→ **DATASET**:
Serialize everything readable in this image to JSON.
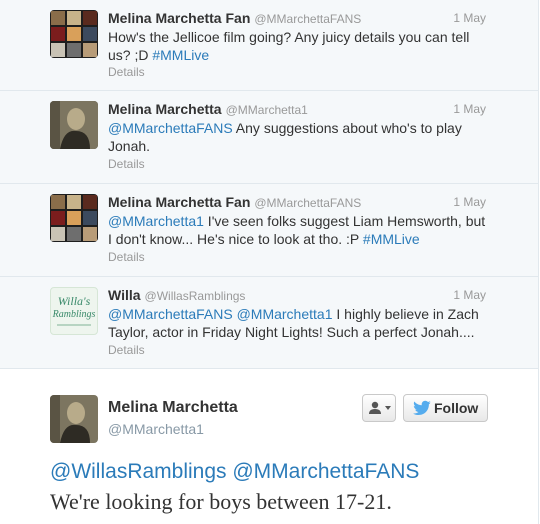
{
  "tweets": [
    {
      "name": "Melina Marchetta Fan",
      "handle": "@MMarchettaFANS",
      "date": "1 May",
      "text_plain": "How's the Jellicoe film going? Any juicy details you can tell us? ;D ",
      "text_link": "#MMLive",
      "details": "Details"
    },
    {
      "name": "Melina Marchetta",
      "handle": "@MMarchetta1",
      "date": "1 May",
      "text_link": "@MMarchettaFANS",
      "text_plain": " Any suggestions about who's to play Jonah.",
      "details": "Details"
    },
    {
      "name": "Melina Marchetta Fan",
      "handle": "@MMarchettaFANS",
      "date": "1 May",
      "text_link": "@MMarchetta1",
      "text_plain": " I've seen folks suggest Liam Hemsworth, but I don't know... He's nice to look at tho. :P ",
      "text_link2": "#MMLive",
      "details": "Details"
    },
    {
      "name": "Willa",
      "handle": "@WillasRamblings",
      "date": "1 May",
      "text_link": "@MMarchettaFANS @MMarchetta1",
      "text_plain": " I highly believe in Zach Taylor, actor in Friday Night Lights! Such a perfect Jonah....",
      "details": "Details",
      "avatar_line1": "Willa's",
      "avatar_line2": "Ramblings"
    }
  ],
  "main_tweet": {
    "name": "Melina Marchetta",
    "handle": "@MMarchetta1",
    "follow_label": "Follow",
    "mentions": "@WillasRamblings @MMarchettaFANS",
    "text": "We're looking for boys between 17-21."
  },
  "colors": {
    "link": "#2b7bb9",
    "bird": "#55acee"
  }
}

→ **WHAT YOU NEED TO DO**:
Using the data above, print every line exactly, omitting pictures.

→ **CORRECT RESPONSE**:
Serialize everything readable in this image to JSON.
{
  "tweets": [
    {
      "name": "Melina Marchetta Fan",
      "handle": "@MMarchettaFANS",
      "date": "1 May",
      "text_plain": "How's the Jellicoe film going? Any juicy details you can tell us? ;D ",
      "text_link": "#MMLive",
      "details": "Details"
    },
    {
      "name": "Melina Marchetta",
      "handle": "@MMarchetta1",
      "date": "1 May",
      "text_link": "@MMarchettaFANS",
      "text_plain": " Any suggestions about who's to play Jonah.",
      "details": "Details"
    },
    {
      "name": "Melina Marchetta Fan",
      "handle": "@MMarchettaFANS",
      "date": "1 May",
      "text_link": "@MMarchetta1",
      "text_plain": " I've seen folks suggest Liam Hemsworth, but I don't know... He's nice to look at tho. :P ",
      "text_link2": "#MMLive",
      "details": "Details"
    },
    {
      "name": "Willa",
      "handle": "@WillasRamblings",
      "date": "1 May",
      "text_link": "@MMarchettaFANS @MMarchetta1",
      "text_plain": " I highly believe in Zach Taylor, actor in Friday Night Lights! Such a perfect Jonah....",
      "details": "Details",
      "avatar_line1": "Willa's",
      "avatar_line2": "Ramblings"
    }
  ],
  "main_tweet": {
    "name": "Melina Marchetta",
    "handle": "@MMarchetta1",
    "follow_label": "Follow",
    "mentions": "@WillasRamblings @MMarchettaFANS",
    "text": "We're looking for boys between 17-21."
  },
  "colors": {
    "link": "#2b7bb9",
    "bird": "#55acee"
  }
}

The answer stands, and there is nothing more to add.